[Data items]
--- START ---
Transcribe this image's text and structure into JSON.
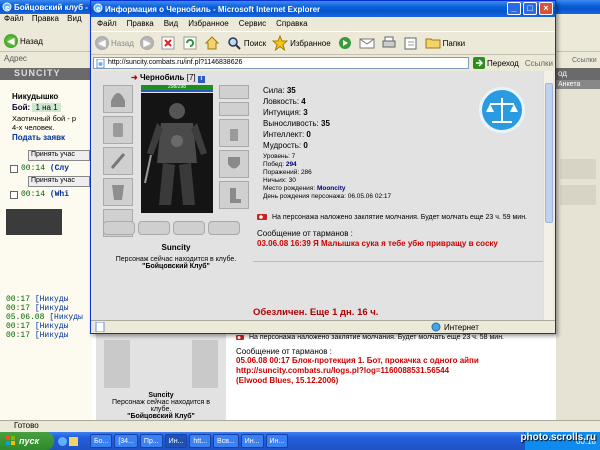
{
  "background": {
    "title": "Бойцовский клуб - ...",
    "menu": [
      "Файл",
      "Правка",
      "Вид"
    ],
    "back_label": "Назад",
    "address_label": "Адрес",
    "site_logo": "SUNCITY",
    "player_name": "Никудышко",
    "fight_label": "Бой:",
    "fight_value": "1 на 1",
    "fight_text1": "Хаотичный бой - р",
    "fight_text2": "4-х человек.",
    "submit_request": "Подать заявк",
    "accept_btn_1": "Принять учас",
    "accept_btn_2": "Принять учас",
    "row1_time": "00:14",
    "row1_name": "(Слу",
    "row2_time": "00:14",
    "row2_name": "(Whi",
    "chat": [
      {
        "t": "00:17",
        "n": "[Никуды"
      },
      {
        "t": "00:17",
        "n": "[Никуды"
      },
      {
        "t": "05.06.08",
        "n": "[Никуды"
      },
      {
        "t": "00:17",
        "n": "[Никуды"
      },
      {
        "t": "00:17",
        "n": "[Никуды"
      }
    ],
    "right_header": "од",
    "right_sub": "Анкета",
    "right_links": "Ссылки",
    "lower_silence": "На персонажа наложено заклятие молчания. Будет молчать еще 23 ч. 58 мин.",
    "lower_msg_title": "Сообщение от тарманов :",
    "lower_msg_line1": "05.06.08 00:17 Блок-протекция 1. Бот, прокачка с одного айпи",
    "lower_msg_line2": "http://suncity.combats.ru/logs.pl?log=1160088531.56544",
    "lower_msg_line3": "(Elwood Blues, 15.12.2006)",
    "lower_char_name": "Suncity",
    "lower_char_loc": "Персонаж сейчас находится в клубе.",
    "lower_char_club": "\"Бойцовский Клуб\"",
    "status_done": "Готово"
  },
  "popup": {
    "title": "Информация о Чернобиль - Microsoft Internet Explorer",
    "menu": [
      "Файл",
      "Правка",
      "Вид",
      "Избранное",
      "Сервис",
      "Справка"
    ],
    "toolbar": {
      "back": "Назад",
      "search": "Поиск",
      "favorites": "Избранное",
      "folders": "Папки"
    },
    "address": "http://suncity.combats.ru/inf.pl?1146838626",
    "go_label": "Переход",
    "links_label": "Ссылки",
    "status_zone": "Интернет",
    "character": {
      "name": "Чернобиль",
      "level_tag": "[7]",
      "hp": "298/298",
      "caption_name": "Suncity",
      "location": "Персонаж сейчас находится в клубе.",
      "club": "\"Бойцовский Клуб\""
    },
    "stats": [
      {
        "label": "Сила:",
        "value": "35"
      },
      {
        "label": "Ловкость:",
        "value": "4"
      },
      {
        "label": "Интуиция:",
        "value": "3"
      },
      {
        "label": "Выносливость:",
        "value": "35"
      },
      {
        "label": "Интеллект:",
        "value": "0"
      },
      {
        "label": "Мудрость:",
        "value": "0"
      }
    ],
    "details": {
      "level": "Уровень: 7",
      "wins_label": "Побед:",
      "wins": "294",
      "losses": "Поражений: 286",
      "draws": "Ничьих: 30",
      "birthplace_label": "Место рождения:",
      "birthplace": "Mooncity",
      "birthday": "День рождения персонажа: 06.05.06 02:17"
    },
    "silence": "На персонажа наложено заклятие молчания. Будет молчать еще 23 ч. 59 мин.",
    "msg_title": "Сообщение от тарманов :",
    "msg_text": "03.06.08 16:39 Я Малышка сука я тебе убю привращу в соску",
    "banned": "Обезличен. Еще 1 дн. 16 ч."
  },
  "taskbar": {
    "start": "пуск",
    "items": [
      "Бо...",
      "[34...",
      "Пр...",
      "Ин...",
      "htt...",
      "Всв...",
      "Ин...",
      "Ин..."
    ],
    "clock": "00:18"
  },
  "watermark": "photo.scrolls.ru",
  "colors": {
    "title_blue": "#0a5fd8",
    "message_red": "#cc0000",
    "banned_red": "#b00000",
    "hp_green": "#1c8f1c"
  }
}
--- END ---
Set problem. Every record must be copied exactly, with the pictures left out.

The result.
Transcribe this image's text and structure into JSON.
{
  "background": {
    "title": "Бойцовский клуб - ...",
    "menu": [
      "Файл",
      "Правка",
      "Вид"
    ],
    "back_label": "Назад",
    "address_label": "Адрес",
    "site_logo": "SUNCITY",
    "player_name": "Никудышко",
    "fight_label": "Бой:",
    "fight_value": "1 на 1",
    "fight_text1": "Хаотичный бой - р",
    "fight_text2": "4-х человек.",
    "submit_request": "Подать заявк",
    "accept_btn_1": "Принять учас",
    "accept_btn_2": "Принять учас",
    "row1_time": "00:14",
    "row1_name": "(Слу",
    "row2_time": "00:14",
    "row2_name": "(Whi",
    "chat": [
      {
        "t": "00:17",
        "n": "[Никуды"
      },
      {
        "t": "00:17",
        "n": "[Никуды"
      },
      {
        "t": "05.06.08",
        "n": "[Никуды"
      },
      {
        "t": "00:17",
        "n": "[Никуды"
      },
      {
        "t": "00:17",
        "n": "[Никуды"
      }
    ],
    "right_header": "од",
    "right_sub": "Анкета",
    "right_links": "Ссылки",
    "lower_silence": "На персонажа наложено заклятие молчания. Будет молчать еще 23 ч. 58 мин.",
    "lower_msg_title": "Сообщение от тарманов :",
    "lower_msg_line1": "05.06.08 00:17 Блок-протекция 1. Бот, прокачка с одного айпи",
    "lower_msg_line2": "http://suncity.combats.ru/logs.pl?log=1160088531.56544",
    "lower_msg_line3": "(Elwood Blues, 15.12.2006)",
    "lower_char_name": "Suncity",
    "lower_char_loc": "Персонаж сейчас находится в клубе.",
    "lower_char_club": "\"Бойцовский Клуб\"",
    "status_done": "Готово"
  },
  "popup": {
    "title": "Информация о Чернобиль - Microsoft Internet Explorer",
    "menu": [
      "Файл",
      "Правка",
      "Вид",
      "Избранное",
      "Сервис",
      "Справка"
    ],
    "toolbar": {
      "back": "Назад",
      "search": "Поиск",
      "favorites": "Избранное",
      "folders": "Папки"
    },
    "address": "http://suncity.combats.ru/inf.pl?1146838626",
    "go_label": "Переход",
    "links_label": "Ссылки",
    "status_zone": "Интернет",
    "character": {
      "name": "Чернобиль",
      "level_tag": "[7]",
      "hp": "298/298",
      "caption_name": "Suncity",
      "location": "Персонаж сейчас находится в клубе.",
      "club": "\"Бойцовский Клуб\""
    },
    "stats": [
      {
        "label": "Сила:",
        "value": "35"
      },
      {
        "label": "Ловкость:",
        "value": "4"
      },
      {
        "label": "Интуиция:",
        "value": "3"
      },
      {
        "label": "Выносливость:",
        "value": "35"
      },
      {
        "label": "Интеллект:",
        "value": "0"
      },
      {
        "label": "Мудрость:",
        "value": "0"
      }
    ],
    "details": {
      "level": "Уровень: 7",
      "wins_label": "Побед:",
      "wins": "294",
      "losses": "Поражений: 286",
      "draws": "Ничьих: 30",
      "birthplace_label": "Место рождения:",
      "birthplace": "Mooncity",
      "birthday": "День рождения персонажа: 06.05.06 02:17"
    },
    "silence": "На персонажа наложено заклятие молчания. Будет молчать еще 23 ч. 59 мин.",
    "msg_title": "Сообщение от тарманов :",
    "msg_text": "03.06.08 16:39 Я Малышка сука я тебе убю привращу в соску",
    "banned": "Обезличен. Еще 1 дн. 16 ч."
  },
  "taskbar": {
    "start": "пуск",
    "items": [
      "Бо...",
      "[34...",
      "Пр...",
      "Ин...",
      "htt...",
      "Всв...",
      "Ин...",
      "Ин..."
    ],
    "clock": "00:18"
  },
  "watermark": "photo.scrolls.ru",
  "colors": {
    "title_blue": "#0a5fd8",
    "message_red": "#cc0000",
    "banned_red": "#b00000",
    "hp_green": "#1c8f1c"
  }
}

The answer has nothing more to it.